──────── Input for this task ────────
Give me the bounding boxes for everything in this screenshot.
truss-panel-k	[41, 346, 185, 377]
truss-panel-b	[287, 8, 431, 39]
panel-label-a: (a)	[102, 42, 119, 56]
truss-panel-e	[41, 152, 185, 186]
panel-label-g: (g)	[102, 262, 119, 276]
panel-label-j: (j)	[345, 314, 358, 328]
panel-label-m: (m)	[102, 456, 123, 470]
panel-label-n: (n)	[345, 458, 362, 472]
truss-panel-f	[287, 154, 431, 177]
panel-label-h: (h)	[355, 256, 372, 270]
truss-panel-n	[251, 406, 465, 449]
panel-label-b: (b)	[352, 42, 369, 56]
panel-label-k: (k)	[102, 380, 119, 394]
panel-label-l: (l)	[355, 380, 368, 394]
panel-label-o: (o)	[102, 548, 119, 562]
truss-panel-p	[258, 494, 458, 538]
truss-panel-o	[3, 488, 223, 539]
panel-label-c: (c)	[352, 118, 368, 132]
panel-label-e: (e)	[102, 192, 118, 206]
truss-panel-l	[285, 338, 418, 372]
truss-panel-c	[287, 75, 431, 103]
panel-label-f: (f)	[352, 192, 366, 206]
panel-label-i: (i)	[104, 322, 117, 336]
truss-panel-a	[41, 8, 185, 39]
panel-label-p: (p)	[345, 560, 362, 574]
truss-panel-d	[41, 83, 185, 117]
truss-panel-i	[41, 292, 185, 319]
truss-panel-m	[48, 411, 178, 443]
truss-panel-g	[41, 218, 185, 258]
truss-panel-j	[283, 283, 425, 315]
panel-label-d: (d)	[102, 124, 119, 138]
────────
Could you return, word for word, the part of the data above that opens with its very first line and closes with the line containing "322, 117, 336]", including both of those lines and nothing else?

Give me the bounding boxes for everything in this screenshot.
truss-panel-k	[41, 346, 185, 377]
truss-panel-b	[287, 8, 431, 39]
panel-label-a: (a)	[102, 42, 119, 56]
truss-panel-e	[41, 152, 185, 186]
panel-label-g: (g)	[102, 262, 119, 276]
panel-label-j: (j)	[345, 314, 358, 328]
panel-label-m: (m)	[102, 456, 123, 470]
panel-label-n: (n)	[345, 458, 362, 472]
truss-panel-f	[287, 154, 431, 177]
panel-label-h: (h)	[355, 256, 372, 270]
truss-panel-n	[251, 406, 465, 449]
panel-label-b: (b)	[352, 42, 369, 56]
panel-label-k: (k)	[102, 380, 119, 394]
panel-label-l: (l)	[355, 380, 368, 394]
panel-label-o: (o)	[102, 548, 119, 562]
truss-panel-p	[258, 494, 458, 538]
truss-panel-o	[3, 488, 223, 539]
panel-label-c: (c)	[352, 118, 368, 132]
panel-label-e: (e)	[102, 192, 118, 206]
truss-panel-l	[285, 338, 418, 372]
truss-panel-c	[287, 75, 431, 103]
panel-label-f: (f)	[352, 192, 366, 206]
panel-label-i: (i)	[104, 322, 117, 336]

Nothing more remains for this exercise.